> _Stated task_
Transcribe each line of the records below exactly, excluding any embedded images.

────────────────────

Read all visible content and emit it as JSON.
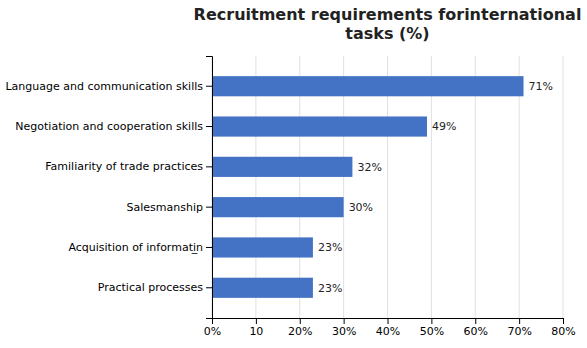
{
  "chart_data": {
    "type": "bar",
    "orientation": "horizontal",
    "title": "Recruitment requirements for​international\ntasks (%)",
    "categories": [
      "Practical processes",
      "Acquisition of informati̲n",
      "Salesmanship",
      "Familiarity of trade practices",
      "Negotiation and cooperation skills",
      "Language and communication skills"
    ],
    "values": [
      23,
      23,
      30,
      32,
      49,
      71
    ],
    "value_labels": [
      "23%",
      "23%",
      "30%",
      "32%",
      "49%",
      "71%"
    ],
    "data_labels": true,
    "color": "#4472C4",
    "xlim": [
      0,
      80
    ],
    "xticks": [
      {
        "value": 0,
        "label": "0%"
      },
      10,
      {
        "value": 20,
        "label": "20%"
      },
      {
        "value": 30,
        "label": "30%"
      },
      {
        "value": 40,
        "label": "40%"
      },
      {
        "value": 50,
        "label": "50%"
      },
      {
        "value": 60,
        "label": "60%"
      },
      {
        "value": 70,
        "label": "70%"
      },
      {
        "value": 80,
        "label": "80%"
      }
    ],
    "grid": true
  }
}
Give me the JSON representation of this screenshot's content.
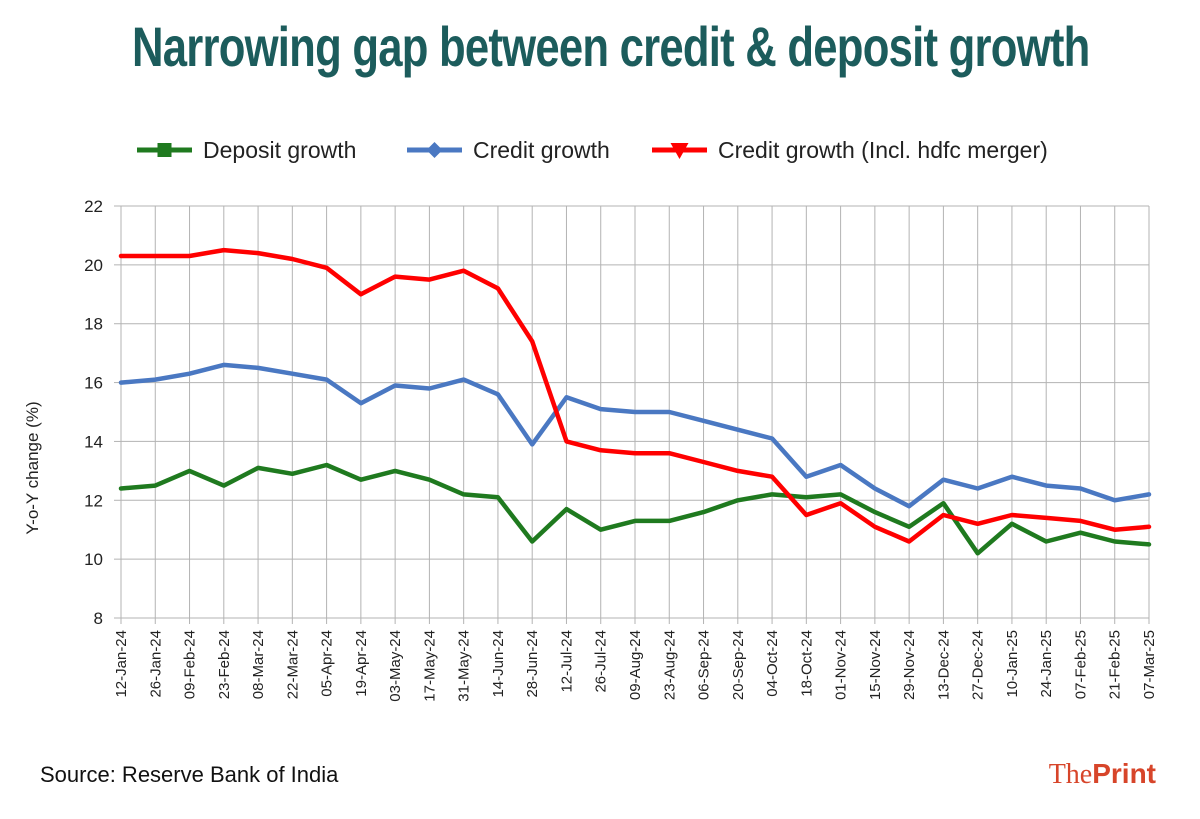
{
  "title": "Narrowing gap between credit & deposit growth",
  "source": "Source: Reserve Bank of India",
  "brand": {
    "part1": "The",
    "part2": "Print"
  },
  "chart_data": {
    "type": "line",
    "title": "Narrowing gap between credit & deposit growth",
    "xlabel": "",
    "ylabel": "Y-o-Y change (%)",
    "ylim": [
      8,
      22
    ],
    "yticks": [
      8,
      10,
      12,
      14,
      16,
      18,
      20,
      22
    ],
    "grid": true,
    "legend_position": "top",
    "categories": [
      "12-Jan-24",
      "26-Jan-24",
      "09-Feb-24",
      "23-Feb-24",
      "08-Mar-24",
      "22-Mar-24",
      "05-Apr-24",
      "19-Apr-24",
      "03-May-24",
      "17-May-24",
      "31-May-24",
      "14-Jun-24",
      "28-Jun-24",
      "12-Jul-24",
      "26-Jul-24",
      "09-Aug-24",
      "23-Aug-24",
      "06-Sep-24",
      "20-Sep-24",
      "04-Oct-24",
      "18-Oct-24",
      "01-Nov-24",
      "15-Nov-24",
      "29-Nov-24",
      "13-Dec-24",
      "27-Dec-24",
      "10-Jan-25",
      "24-Jan-25",
      "07-Feb-25",
      "21-Feb-25",
      "07-Mar-25"
    ],
    "series": [
      {
        "name": "Deposit growth",
        "color": "#1f7a1f",
        "marker": "square",
        "values": [
          12.4,
          12.5,
          13.0,
          12.5,
          13.1,
          12.9,
          13.2,
          12.7,
          13.0,
          12.7,
          12.2,
          12.1,
          10.6,
          11.7,
          11.0,
          11.3,
          11.3,
          11.6,
          12.0,
          12.2,
          12.1,
          12.2,
          11.6,
          11.1,
          11.9,
          10.2,
          11.2,
          10.6,
          10.9,
          10.6,
          10.5
        ]
      },
      {
        "name": "Credit growth",
        "color": "#4a78c2",
        "marker": "diamond",
        "values": [
          16.0,
          16.1,
          16.3,
          16.6,
          16.5,
          16.3,
          16.1,
          15.3,
          15.9,
          15.8,
          16.1,
          15.6,
          13.9,
          15.5,
          15.1,
          15.0,
          15.0,
          14.7,
          14.4,
          14.1,
          12.8,
          13.2,
          12.4,
          11.8,
          12.7,
          12.4,
          12.8,
          12.5,
          12.4,
          12.0,
          12.2
        ]
      },
      {
        "name": "Credit growth (Incl. hdfc merger)",
        "color": "#ff0000",
        "marker": "triangle-down",
        "values": [
          20.3,
          20.3,
          20.3,
          20.5,
          20.4,
          20.2,
          19.9,
          19.0,
          19.6,
          19.5,
          19.8,
          19.2,
          17.4,
          14.0,
          13.7,
          13.6,
          13.6,
          13.3,
          13.0,
          12.8,
          11.5,
          11.9,
          11.1,
          10.6,
          11.5,
          11.2,
          11.5,
          11.4,
          11.3,
          11.0,
          11.1
        ]
      }
    ]
  }
}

────────────────────

> _Problem solution_
Read all visible content and emit it as JSON.
{
  "chart_data": {
    "type": "bar",
    "orientation": "horizontal",
    "title": "Recruitment requirements for​international\ntasks (%)",
    "categories": [
      "Practical processes",
      "Acquisition of informati̲n",
      "Salesmanship",
      "Familiarity of trade practices",
      "Negotiation and cooperation skills",
      "Language and communication skills"
    ],
    "values": [
      23,
      23,
      30,
      32,
      49,
      71
    ],
    "value_labels": [
      "23%",
      "23%",
      "30%",
      "32%",
      "49%",
      "71%"
    ],
    "data_labels": true,
    "color": "#4472C4",
    "xlim": [
      0,
      80
    ],
    "xticks": [
      {
        "value": 0,
        "label": "0%"
      },
      10,
      {
        "value": 20,
        "label": "20%"
      },
      {
        "value": 30,
        "label": "30%"
      },
      {
        "value": 40,
        "label": "40%"
      },
      {
        "value": 50,
        "label": "50%"
      },
      {
        "value": 60,
        "label": "60%"
      },
      {
        "value": 70,
        "label": "70%"
      },
      {
        "value": 80,
        "label": "80%"
      }
    ],
    "grid": true
  }
}
Give me the JSON representation of this screenshot's content.
{
  "title": "Narrowing gap between credit & deposit growth",
  "source": "Source: Reserve Bank of India",
  "brand": {
    "part1": "The",
    "part2": "Print"
  },
  "chart_data": {
    "type": "line",
    "title": "Narrowing gap between credit & deposit growth",
    "xlabel": "",
    "ylabel": "Y-o-Y change (%)",
    "ylim": [
      8,
      22
    ],
    "yticks": [
      8,
      10,
      12,
      14,
      16,
      18,
      20,
      22
    ],
    "grid": true,
    "legend_position": "top",
    "categories": [
      "12-Jan-24",
      "26-Jan-24",
      "09-Feb-24",
      "23-Feb-24",
      "08-Mar-24",
      "22-Mar-24",
      "05-Apr-24",
      "19-Apr-24",
      "03-May-24",
      "17-May-24",
      "31-May-24",
      "14-Jun-24",
      "28-Jun-24",
      "12-Jul-24",
      "26-Jul-24",
      "09-Aug-24",
      "23-Aug-24",
      "06-Sep-24",
      "20-Sep-24",
      "04-Oct-24",
      "18-Oct-24",
      "01-Nov-24",
      "15-Nov-24",
      "29-Nov-24",
      "13-Dec-24",
      "27-Dec-24",
      "10-Jan-25",
      "24-Jan-25",
      "07-Feb-25",
      "21-Feb-25",
      "07-Mar-25"
    ],
    "series": [
      {
        "name": "Deposit growth",
        "color": "#1f7a1f",
        "marker": "square",
        "values": [
          12.4,
          12.5,
          13.0,
          12.5,
          13.1,
          12.9,
          13.2,
          12.7,
          13.0,
          12.7,
          12.2,
          12.1,
          10.6,
          11.7,
          11.0,
          11.3,
          11.3,
          11.6,
          12.0,
          12.2,
          12.1,
          12.2,
          11.6,
          11.1,
          11.9,
          10.2,
          11.2,
          10.6,
          10.9,
          10.6,
          10.5
        ]
      },
      {
        "name": "Credit growth",
        "color": "#4a78c2",
        "marker": "diamond",
        "values": [
          16.0,
          16.1,
          16.3,
          16.6,
          16.5,
          16.3,
          16.1,
          15.3,
          15.9,
          15.8,
          16.1,
          15.6,
          13.9,
          15.5,
          15.1,
          15.0,
          15.0,
          14.7,
          14.4,
          14.1,
          12.8,
          13.2,
          12.4,
          11.8,
          12.7,
          12.4,
          12.8,
          12.5,
          12.4,
          12.0,
          12.2
        ]
      },
      {
        "name": "Credit growth (Incl. hdfc merger)",
        "color": "#ff0000",
        "marker": "triangle-down",
        "values": [
          20.3,
          20.3,
          20.3,
          20.5,
          20.4,
          20.2,
          19.9,
          19.0,
          19.6,
          19.5,
          19.8,
          19.2,
          17.4,
          14.0,
          13.7,
          13.6,
          13.6,
          13.3,
          13.0,
          12.8,
          11.5,
          11.9,
          11.1,
          10.6,
          11.5,
          11.2,
          11.5,
          11.4,
          11.3,
          11.0,
          11.1
        ]
      }
    ]
  }
}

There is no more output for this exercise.